= AIM OF THE TASK =
Return the whole listing exactly as it stands.
------------------------------------
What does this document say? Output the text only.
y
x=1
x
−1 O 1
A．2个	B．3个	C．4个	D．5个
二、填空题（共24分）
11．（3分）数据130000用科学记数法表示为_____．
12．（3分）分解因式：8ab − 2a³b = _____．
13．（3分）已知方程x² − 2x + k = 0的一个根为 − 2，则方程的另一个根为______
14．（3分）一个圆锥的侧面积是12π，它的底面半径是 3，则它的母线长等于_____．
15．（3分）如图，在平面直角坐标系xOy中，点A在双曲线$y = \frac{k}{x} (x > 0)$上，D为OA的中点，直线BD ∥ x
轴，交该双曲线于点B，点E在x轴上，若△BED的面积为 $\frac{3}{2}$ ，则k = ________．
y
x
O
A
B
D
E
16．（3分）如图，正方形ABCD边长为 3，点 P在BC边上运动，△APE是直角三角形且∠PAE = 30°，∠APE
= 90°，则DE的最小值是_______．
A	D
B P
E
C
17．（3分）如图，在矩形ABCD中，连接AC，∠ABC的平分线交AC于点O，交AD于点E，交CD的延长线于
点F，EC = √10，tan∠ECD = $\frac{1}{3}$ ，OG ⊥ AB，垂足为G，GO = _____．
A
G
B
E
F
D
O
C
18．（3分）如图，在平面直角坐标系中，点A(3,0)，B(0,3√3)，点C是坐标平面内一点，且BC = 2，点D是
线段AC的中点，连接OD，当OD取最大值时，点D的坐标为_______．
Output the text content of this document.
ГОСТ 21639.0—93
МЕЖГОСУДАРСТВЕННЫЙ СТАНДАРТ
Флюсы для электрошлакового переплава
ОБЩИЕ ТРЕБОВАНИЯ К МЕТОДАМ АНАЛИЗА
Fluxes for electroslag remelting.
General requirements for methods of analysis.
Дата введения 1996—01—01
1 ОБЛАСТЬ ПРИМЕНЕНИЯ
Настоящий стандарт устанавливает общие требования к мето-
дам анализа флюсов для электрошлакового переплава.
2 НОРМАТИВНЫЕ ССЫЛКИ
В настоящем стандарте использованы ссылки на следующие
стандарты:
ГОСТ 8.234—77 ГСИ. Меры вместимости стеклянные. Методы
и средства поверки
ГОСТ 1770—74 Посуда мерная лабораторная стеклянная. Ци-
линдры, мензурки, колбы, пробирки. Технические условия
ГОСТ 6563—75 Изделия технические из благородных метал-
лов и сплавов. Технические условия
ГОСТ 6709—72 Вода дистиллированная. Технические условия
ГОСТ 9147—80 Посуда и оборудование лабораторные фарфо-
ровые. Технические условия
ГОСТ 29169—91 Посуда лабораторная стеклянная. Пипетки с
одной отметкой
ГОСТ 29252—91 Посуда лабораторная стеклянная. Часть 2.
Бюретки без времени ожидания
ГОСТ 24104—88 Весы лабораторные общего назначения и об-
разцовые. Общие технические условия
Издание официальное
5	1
------------------------------------
= TASK ANSWER =
What does this document say? Output the text only.
y
x=1
x
−1 O 1
A．2个	B．3个	C．4个	D．5个
二、填空题（共24分）
11．（3分）数据130000用科学记数法表示为_____．
12．（3分）分解因式：8ab − 2a³b = _____．
13．（3分）已知方程x² − 2x + k = 0的一个根为 − 2，则方程的另一个根为______
14．（3分）一个圆锥的侧面积是12π，它的底面半径是 3，则它的母线长等于_____．
15．（3分）如图，在平面直角坐标系xOy中，点A在双曲线$y = \frac{k}{x} (x > 0)$上，D为OA的中点，直线BD ∥ x
轴，交该双曲线于点B，点E在x轴上，若△BED的面积为 $\frac{3}{2}$ ，则k = ________．
y
x
O
A
B
D
E
16．（3分）如图，正方形ABCD边长为 3，点 P在BC边上运动，△APE是直角三角形且∠PAE = 30°，∠APE
= 90°，则DE的最小值是_______．
A	D
B P
E
C
17．（3分）如图，在矩形ABCD中，连接AC，∠ABC的平分线交AC于点O，交AD于点E，交CD的延长线于
点F，EC = √10，tan∠ECD = $\frac{1}{3}$ ，OG ⊥ AB，垂足为G，GO = _____．
A
G
B
E
F
D
O
C
18．（3分）如图，在平面直角坐标系中，点A(3,0)，B(0,3√3)，点C是坐标平面内一点，且BC = 2，点D是
线段AC的中点，连接OD，当OD取最大值时，点D的坐标为_______．
Output the text content of this document.
ГОСТ 21639.0—93
МЕЖГОСУДАРСТВЕННЫЙ СТАНДАРТ
Флюсы для электрошлакового переплава
ОБЩИЕ ТРЕБОВАНИЯ К МЕТОДАМ АНАЛИЗА
Fluxes for electroslag remelting.
General requirements for methods of analysis.
Дата введения 1996—01—01
1 ОБЛАСТЬ ПРИМЕНЕНИЯ
Настоящий стандарт устанавливает общие требования к мето-
дам анализа флюсов для электрошлакового переплава.
2 НОРМАТИВНЫЕ ССЫЛКИ
В настоящем стандарте использованы ссылки на следующие
стандарты:
ГОСТ 8.234—77 ГСИ. Меры вместимости стеклянные. Методы
и средства поверки
ГОСТ 1770—74 Посуда мерная лабораторная стеклянная. Ци-
линдры, мензурки, колбы, пробирки. Технические условия
ГОСТ 6563—75 Изделия технические из благородных метал-
лов и сплавов. Технические условия
ГОСТ 6709—72 Вода дистиллированная. Технические условия
ГОСТ 9147—80 Посуда и оборудование лабораторные фарфо-
ровые. Технические условия
ГОСТ 29169—91 Посуда лабораторная стеклянная. Пипетки с
одной отметкой
ГОСТ 29252—91 Посуда лабораторная стеклянная. Часть 2.
Бюретки без времени ожидания
ГОСТ 24104—88 Весы лабораторные общего назначения и об-
разцовые. Общие технические условия
Издание официальное
5	1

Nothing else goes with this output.